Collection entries
================

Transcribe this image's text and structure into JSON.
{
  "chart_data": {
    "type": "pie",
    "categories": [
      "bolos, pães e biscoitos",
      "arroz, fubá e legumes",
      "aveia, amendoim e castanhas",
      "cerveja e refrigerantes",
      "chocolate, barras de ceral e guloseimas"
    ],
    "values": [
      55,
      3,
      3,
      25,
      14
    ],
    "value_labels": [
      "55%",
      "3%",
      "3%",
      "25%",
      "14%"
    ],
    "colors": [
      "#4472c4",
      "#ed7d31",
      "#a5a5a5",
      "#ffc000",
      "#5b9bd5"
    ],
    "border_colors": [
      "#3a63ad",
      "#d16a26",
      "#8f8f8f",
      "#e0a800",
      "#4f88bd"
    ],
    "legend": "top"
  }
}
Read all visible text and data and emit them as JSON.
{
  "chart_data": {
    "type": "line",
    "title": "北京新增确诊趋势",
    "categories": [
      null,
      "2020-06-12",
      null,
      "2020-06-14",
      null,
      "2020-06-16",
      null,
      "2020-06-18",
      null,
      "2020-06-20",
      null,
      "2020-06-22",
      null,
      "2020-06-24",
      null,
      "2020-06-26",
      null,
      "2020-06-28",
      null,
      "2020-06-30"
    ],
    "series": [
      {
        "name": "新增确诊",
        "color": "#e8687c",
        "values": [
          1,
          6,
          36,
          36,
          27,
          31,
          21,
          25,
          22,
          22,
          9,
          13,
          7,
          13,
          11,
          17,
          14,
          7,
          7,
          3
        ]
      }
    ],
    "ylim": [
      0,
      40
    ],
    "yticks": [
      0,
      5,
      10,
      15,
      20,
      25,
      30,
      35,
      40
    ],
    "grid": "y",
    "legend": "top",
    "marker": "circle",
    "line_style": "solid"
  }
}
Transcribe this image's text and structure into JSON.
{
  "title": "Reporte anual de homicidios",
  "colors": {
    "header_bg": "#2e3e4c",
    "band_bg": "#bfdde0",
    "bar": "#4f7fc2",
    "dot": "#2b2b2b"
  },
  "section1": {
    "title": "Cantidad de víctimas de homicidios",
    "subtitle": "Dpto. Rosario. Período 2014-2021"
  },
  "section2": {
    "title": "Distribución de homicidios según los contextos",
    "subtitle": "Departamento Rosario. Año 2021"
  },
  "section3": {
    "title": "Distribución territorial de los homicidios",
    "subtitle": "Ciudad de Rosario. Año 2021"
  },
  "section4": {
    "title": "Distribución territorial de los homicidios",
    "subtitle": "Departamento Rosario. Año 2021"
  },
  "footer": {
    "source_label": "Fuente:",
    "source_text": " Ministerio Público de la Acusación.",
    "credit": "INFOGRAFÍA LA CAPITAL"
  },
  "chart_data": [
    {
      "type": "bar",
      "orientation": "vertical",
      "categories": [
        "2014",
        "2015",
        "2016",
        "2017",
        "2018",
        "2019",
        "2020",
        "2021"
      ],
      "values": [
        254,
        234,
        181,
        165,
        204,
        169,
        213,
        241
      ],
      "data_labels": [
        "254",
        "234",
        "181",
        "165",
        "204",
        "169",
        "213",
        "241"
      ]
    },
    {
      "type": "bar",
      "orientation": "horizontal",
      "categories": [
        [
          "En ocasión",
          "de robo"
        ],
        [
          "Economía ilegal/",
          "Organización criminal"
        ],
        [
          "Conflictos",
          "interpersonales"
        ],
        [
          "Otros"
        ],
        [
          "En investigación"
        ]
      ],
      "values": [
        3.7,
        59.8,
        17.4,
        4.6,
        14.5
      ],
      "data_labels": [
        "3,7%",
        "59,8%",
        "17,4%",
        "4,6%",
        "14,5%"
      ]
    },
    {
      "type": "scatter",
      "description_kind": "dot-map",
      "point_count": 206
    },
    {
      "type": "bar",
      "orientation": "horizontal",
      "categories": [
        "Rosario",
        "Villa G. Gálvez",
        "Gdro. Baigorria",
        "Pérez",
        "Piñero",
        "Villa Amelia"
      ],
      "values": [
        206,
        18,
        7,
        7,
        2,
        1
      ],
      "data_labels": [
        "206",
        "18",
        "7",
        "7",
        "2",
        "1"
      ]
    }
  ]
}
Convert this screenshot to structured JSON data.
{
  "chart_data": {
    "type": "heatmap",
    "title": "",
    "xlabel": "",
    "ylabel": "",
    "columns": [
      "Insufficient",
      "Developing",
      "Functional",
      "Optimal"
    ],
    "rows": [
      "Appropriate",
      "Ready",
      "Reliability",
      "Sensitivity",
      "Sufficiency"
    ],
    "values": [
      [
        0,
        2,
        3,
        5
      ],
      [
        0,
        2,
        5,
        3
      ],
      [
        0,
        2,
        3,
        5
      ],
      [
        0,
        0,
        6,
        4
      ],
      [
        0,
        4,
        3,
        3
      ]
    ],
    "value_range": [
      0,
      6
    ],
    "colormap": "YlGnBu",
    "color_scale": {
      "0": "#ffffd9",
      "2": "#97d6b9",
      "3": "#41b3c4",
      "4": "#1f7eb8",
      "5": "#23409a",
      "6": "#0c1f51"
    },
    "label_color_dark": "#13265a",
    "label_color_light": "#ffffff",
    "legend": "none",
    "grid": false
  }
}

================

» **AIM OF THE TASK**:
Repeat every record, exactly as written.

» **THE COMPLETED TASK**:
Transcribe this image's text and structure into JSON.
{
  "chart_data": {
    "type": "pie",
    "categories": [
      "bolos, pães e biscoitos",
      "arroz, fubá e legumes",
      "aveia, amendoim e castanhas",
      "cerveja e refrigerantes",
      "chocolate, barras de ceral e guloseimas"
    ],
    "values": [
      55,
      3,
      3,
      25,
      14
    ],
    "value_labels": [
      "55%",
      "3%",
      "3%",
      "25%",
      "14%"
    ],
    "colors": [
      "#4472c4",
      "#ed7d31",
      "#a5a5a5",
      "#ffc000",
      "#5b9bd5"
    ],
    "border_colors": [
      "#3a63ad",
      "#d16a26",
      "#8f8f8f",
      "#e0a800",
      "#4f88bd"
    ],
    "legend": "top"
  }
}
Read all visible text and data and emit them as JSON.
{
  "chart_data": {
    "type": "line",
    "title": "北京新增确诊趋势",
    "categories": [
      null,
      "2020-06-12",
      null,
      "2020-06-14",
      null,
      "2020-06-16",
      null,
      "2020-06-18",
      null,
      "2020-06-20",
      null,
      "2020-06-22",
      null,
      "2020-06-24",
      null,
      "2020-06-26",
      null,
      "2020-06-28",
      null,
      "2020-06-30"
    ],
    "series": [
      {
        "name": "新增确诊",
        "color": "#e8687c",
        "values": [
          1,
          6,
          36,
          36,
          27,
          31,
          21,
          25,
          22,
          22,
          9,
          13,
          7,
          13,
          11,
          17,
          14,
          7,
          7,
          3
        ]
      }
    ],
    "ylim": [
      0,
      40
    ],
    "yticks": [
      0,
      5,
      10,
      15,
      20,
      25,
      30,
      35,
      40
    ],
    "grid": "y",
    "legend": "top",
    "marker": "circle",
    "line_style": "solid"
  }
}
Transcribe this image's text and structure into JSON.
{
  "title": "Reporte anual de homicidios",
  "colors": {
    "header_bg": "#2e3e4c",
    "band_bg": "#bfdde0",
    "bar": "#4f7fc2",
    "dot": "#2b2b2b"
  },
  "section1": {
    "title": "Cantidad de víctimas de homicidios",
    "subtitle": "Dpto. Rosario. Período 2014-2021"
  },
  "section2": {
    "title": "Distribución de homicidios según los contextos",
    "subtitle": "Departamento Rosario. Año 2021"
  },
  "section3": {
    "title": "Distribución territorial de los homicidios",
    "subtitle": "Ciudad de Rosario. Año 2021"
  },
  "section4": {
    "title": "Distribución territorial de los homicidios",
    "subtitle": "Departamento Rosario. Año 2021"
  },
  "footer": {
    "source_label": "Fuente:",
    "source_text": " Ministerio Público de la Acusación.",
    "credit": "INFOGRAFÍA LA CAPITAL"
  },
  "chart_data": [
    {
      "type": "bar",
      "orientation": "vertical",
      "categories": [
        "2014",
        "2015",
        "2016",
        "2017",
        "2018",
        "2019",
        "2020",
        "2021"
      ],
      "values": [
        254,
        234,
        181,
        165,
        204,
        169,
        213,
        241
      ],
      "data_labels": [
        "254",
        "234",
        "181",
        "165",
        "204",
        "169",
        "213",
        "241"
      ]
    },
    {
      "type": "bar",
      "orientation": "horizontal",
      "categories": [
        [
          "En ocasión",
          "de robo"
        ],
        [
          "Economía ilegal/",
          "Organización criminal"
        ],
        [
          "Conflictos",
          "interpersonales"
        ],
        [
          "Otros"
        ],
        [
          "En investigación"
        ]
      ],
      "values": [
        3.7,
        59.8,
        17.4,
        4.6,
        14.5
      ],
      "data_labels": [
        "3,7%",
        "59,8%",
        "17,4%",
        "4,6%",
        "14,5%"
      ]
    },
    {
      "type": "scatter",
      "description_kind": "dot-map",
      "point_count": 206
    },
    {
      "type": "bar",
      "orientation": "horizontal",
      "categories": [
        "Rosario",
        "Villa G. Gálvez",
        "Gdro. Baigorria",
        "Pérez",
        "Piñero",
        "Villa Amelia"
      ],
      "values": [
        206,
        18,
        7,
        7,
        2,
        1
      ],
      "data_labels": [
        "206",
        "18",
        "7",
        "7",
        "2",
        "1"
      ]
    }
  ]
}
Convert this screenshot to structured JSON data.
{
  "chart_data": {
    "type": "heatmap",
    "title": "",
    "xlabel": "",
    "ylabel": "",
    "columns": [
      "Insufficient",
      "Developing",
      "Functional",
      "Optimal"
    ],
    "rows": [
      "Appropriate",
      "Ready",
      "Reliability",
      "Sensitivity",
      "Sufficiency"
    ],
    "values": [
      [
        0,
        2,
        3,
        5
      ],
      [
        0,
        2,
        5,
        3
      ],
      [
        0,
        2,
        3,
        5
      ],
      [
        0,
        0,
        6,
        4
      ],
      [
        0,
        4,
        3,
        3
      ]
    ],
    "value_range": [
      0,
      6
    ],
    "colormap": "YlGnBu",
    "color_scale": {
      "0": "#ffffd9",
      "2": "#97d6b9",
      "3": "#41b3c4",
      "4": "#1f7eb8",
      "5": "#23409a",
      "6": "#0c1f51"
    },
    "label_color_dark": "#13265a",
    "label_color_light": "#ffffff",
    "legend": "none",
    "grid": false
  }
}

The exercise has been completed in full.